# [WORK INSTRUCTIONS]
Copy out each line of the material below that holds the string "JSON".

# [DATA PROVIDED]

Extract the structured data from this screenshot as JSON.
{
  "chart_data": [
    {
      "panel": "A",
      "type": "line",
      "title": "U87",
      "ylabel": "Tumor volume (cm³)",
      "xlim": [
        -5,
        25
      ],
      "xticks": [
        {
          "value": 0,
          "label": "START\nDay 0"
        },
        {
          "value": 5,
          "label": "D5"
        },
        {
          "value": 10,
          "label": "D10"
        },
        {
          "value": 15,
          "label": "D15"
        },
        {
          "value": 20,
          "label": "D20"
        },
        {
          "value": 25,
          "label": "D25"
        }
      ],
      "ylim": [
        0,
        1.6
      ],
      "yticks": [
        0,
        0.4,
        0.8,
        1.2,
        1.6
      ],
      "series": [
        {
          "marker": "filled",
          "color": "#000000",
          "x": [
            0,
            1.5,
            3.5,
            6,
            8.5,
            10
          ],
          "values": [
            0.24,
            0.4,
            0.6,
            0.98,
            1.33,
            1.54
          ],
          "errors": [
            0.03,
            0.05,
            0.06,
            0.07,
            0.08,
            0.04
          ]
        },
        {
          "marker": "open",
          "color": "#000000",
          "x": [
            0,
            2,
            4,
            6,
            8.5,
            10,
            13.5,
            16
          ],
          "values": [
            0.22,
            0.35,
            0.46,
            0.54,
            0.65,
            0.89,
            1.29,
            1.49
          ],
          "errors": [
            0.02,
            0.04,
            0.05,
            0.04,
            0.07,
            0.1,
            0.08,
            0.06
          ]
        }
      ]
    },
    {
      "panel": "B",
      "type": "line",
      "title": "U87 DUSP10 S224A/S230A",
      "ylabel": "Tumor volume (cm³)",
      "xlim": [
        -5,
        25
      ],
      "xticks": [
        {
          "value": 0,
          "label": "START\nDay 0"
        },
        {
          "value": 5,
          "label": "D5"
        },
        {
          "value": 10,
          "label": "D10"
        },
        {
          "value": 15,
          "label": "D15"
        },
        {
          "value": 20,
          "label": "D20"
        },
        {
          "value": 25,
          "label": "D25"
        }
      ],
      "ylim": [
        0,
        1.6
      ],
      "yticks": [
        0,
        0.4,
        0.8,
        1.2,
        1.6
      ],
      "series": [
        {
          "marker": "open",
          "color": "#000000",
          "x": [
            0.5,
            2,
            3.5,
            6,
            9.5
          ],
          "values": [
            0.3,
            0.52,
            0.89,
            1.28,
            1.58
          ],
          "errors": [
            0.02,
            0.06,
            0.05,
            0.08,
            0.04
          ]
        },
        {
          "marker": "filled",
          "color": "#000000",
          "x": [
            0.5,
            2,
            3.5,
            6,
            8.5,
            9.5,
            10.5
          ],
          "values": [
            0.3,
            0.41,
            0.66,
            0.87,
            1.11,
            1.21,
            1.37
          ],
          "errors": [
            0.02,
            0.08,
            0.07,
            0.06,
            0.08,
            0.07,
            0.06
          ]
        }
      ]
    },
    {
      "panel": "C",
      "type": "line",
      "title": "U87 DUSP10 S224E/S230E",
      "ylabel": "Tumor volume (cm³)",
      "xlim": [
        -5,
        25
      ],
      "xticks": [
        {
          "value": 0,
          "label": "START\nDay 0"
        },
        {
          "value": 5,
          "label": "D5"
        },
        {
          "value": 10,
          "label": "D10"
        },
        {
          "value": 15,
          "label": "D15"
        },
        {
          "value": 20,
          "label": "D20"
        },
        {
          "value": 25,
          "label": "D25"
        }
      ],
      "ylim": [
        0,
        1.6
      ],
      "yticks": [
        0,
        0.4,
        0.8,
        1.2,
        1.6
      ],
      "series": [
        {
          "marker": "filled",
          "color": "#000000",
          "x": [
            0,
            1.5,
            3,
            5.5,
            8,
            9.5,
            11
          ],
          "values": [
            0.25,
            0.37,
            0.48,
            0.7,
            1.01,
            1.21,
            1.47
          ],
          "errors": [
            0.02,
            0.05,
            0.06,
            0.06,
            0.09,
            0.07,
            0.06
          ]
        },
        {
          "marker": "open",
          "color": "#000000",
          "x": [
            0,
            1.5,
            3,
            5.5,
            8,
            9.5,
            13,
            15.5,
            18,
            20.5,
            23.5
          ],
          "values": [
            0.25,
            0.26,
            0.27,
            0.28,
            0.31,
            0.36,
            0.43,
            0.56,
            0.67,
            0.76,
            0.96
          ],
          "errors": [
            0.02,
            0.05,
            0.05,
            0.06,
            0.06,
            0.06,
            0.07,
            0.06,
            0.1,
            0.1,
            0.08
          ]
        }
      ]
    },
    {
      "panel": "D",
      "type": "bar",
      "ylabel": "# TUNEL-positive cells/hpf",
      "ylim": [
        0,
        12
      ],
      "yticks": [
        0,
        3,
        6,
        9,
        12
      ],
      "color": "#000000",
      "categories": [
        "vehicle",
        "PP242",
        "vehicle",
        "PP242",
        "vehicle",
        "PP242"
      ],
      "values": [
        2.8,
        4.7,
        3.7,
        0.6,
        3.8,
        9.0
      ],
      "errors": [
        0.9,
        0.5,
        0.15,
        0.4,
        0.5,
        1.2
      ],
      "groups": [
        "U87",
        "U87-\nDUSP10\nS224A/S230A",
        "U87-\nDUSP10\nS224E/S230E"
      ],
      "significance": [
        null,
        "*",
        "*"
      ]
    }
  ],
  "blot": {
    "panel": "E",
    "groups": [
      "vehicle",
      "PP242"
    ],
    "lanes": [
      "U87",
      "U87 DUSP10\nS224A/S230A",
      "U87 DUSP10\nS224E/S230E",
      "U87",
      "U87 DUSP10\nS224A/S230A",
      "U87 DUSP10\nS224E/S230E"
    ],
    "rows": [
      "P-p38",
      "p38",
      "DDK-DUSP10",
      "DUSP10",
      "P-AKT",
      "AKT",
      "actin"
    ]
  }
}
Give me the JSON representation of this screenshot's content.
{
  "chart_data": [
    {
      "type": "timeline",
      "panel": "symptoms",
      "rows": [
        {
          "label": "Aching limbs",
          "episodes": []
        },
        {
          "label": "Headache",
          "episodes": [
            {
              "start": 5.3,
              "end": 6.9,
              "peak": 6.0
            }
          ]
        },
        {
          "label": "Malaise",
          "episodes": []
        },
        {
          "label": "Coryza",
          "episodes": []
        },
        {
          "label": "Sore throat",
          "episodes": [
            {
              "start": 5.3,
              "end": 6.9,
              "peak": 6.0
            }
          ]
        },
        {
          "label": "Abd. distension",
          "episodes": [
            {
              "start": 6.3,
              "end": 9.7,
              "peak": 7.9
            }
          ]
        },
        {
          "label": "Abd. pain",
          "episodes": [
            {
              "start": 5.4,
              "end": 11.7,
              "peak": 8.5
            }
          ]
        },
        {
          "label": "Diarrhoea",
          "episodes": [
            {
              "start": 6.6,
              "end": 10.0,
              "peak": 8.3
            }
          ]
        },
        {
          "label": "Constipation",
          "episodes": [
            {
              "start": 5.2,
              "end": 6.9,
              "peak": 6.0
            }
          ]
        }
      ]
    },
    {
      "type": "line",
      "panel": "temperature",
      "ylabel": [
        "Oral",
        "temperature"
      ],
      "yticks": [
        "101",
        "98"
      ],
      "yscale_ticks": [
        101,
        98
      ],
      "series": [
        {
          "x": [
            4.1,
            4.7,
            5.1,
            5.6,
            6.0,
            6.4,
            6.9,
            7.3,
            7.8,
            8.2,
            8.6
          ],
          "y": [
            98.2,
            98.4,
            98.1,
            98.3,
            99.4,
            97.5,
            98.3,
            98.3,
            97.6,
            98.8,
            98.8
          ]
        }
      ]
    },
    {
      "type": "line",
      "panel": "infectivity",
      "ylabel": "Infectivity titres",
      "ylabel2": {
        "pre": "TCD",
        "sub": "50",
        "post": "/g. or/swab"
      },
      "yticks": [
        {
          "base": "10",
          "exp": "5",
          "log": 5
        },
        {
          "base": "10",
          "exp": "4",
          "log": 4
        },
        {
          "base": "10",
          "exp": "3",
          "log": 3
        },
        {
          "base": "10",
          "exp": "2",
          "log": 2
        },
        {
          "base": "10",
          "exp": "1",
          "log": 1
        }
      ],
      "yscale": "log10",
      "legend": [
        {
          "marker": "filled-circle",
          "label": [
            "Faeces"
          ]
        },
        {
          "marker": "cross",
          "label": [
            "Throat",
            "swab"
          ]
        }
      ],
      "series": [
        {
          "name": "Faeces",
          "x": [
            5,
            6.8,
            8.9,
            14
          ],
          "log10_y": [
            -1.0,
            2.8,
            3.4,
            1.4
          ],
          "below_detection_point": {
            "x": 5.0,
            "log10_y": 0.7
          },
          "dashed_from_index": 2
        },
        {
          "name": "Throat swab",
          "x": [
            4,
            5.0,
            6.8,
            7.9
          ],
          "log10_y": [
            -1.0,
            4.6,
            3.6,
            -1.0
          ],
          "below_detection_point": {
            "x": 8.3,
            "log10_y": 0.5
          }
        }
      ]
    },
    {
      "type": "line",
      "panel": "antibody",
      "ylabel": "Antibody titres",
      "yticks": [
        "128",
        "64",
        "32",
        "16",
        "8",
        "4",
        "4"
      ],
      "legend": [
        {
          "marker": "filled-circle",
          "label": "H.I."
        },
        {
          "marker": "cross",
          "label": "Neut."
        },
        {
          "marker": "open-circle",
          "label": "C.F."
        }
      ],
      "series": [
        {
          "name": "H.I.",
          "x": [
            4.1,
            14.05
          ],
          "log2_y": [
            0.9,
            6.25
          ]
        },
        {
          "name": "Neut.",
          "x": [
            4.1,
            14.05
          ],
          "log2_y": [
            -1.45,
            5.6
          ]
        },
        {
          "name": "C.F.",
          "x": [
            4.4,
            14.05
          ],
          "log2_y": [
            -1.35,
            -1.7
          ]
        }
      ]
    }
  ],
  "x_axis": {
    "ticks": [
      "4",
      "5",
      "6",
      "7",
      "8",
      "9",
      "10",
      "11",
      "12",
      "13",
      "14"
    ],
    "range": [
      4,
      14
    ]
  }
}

# [SOLUTION FOR THIS EXERCISE]
Extract the structured data from this screenshot as JSON.
Give me the JSON representation of this screenshot's content.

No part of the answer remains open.